Extracted data entries

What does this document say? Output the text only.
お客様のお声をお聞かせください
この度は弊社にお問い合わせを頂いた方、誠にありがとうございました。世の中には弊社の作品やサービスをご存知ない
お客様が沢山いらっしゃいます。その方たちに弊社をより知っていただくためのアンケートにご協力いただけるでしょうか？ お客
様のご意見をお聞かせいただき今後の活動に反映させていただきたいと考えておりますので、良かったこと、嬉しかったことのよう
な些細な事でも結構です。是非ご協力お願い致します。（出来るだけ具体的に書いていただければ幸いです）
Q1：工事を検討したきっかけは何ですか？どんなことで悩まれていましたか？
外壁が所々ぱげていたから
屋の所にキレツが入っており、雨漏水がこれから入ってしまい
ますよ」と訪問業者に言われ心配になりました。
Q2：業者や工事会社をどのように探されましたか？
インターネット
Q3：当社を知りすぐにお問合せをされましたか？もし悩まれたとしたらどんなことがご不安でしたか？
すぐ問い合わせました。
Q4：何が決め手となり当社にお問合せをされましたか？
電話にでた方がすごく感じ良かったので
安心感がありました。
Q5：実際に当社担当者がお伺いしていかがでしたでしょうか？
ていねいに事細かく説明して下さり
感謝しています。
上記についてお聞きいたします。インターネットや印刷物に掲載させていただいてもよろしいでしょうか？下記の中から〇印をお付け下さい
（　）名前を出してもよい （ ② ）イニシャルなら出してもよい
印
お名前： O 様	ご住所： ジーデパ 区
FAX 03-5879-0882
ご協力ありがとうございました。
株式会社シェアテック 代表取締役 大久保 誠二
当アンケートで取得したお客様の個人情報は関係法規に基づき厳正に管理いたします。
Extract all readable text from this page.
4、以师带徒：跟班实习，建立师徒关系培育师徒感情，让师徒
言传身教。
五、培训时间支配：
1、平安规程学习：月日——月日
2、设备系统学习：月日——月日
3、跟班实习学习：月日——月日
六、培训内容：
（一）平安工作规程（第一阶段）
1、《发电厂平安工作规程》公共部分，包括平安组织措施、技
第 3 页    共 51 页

## What you should do
Take the lines above from the one holding "Extract all readable text from this page." to the last and output them exactly.

## The solution
Extract all readable text from this page.
4、以师带徒：跟班实习，建立师徒关系培育师徒感情，让师徒
言传身教。
五、培训时间支配：
1、平安规程学习：月日——月日
2、设备系统学习：月日——月日
3、跟班实习学习：月日——月日
六、培训内容：
（一）平安工作规程（第一阶段）
1、《发电厂平安工作规程》公共部分，包括平安组织措施、技
第 3 页    共 51 页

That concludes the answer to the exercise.